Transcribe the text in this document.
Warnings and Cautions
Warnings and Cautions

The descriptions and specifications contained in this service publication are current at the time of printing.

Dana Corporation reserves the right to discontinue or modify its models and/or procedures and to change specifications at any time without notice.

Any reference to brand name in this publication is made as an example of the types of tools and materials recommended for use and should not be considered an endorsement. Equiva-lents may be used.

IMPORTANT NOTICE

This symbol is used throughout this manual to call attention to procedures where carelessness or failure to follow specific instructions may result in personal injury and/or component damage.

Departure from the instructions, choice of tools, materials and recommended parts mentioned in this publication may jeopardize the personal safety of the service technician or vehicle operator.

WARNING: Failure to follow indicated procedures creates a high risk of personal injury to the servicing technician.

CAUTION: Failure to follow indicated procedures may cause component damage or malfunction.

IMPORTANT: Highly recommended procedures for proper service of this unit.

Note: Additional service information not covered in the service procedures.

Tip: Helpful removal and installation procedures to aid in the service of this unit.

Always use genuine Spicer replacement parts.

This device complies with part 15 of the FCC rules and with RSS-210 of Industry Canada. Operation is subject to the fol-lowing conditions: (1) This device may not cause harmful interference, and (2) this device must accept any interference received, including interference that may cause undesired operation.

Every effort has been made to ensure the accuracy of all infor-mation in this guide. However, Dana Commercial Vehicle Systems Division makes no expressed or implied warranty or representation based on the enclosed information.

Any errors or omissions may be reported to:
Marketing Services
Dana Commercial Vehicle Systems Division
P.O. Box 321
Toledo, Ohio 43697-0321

YOUR OBJECTIVE:
Return the entries above exactly, each one complete.

FINISHED ANSWER:
Transcribe the text in this document.
Warnings and Cautions
Warnings and Cautions

The descriptions and specifications contained in this service publication are current at the time of printing.

Dana Corporation reserves the right to discontinue or modify its models and/or procedures and to change specifications at any time without notice.

Any reference to brand name in this publication is made as an example of the types of tools and materials recommended for use and should not be considered an endorsement. Equiva-lents may be used.

IMPORTANT NOTICE

This symbol is used throughout this manual to call attention to procedures where carelessness or failure to follow specific instructions may result in personal injury and/or component damage.

Departure from the instructions, choice of tools, materials and recommended parts mentioned in this publication may jeopardize the personal safety of the service technician or vehicle operator.

WARNING: Failure to follow indicated procedures creates a high risk of personal injury to the servicing technician.

CAUTION: Failure to follow indicated procedures may cause component damage or malfunction.

IMPORTANT: Highly recommended procedures for proper service of this unit.

Note: Additional service information not covered in the service procedures.

Tip: Helpful removal and installation procedures to aid in the service of this unit.

Always use genuine Spicer replacement parts.

This device complies with part 15 of the FCC rules and with RSS-210 of Industry Canada. Operation is subject to the fol-lowing conditions: (1) This device may not cause harmful interference, and (2) this device must accept any interference received, including interference that may cause undesired operation.

Every effort has been made to ensure the accuracy of all infor-mation in this guide. However, Dana Commercial Vehicle Systems Division makes no expressed or implied warranty or representation based on the enclosed information.

Any errors or omissions may be reported to:
Marketing Services
Dana Commercial Vehicle Systems Division
P.O. Box 321
Toledo, Ohio 43697-0321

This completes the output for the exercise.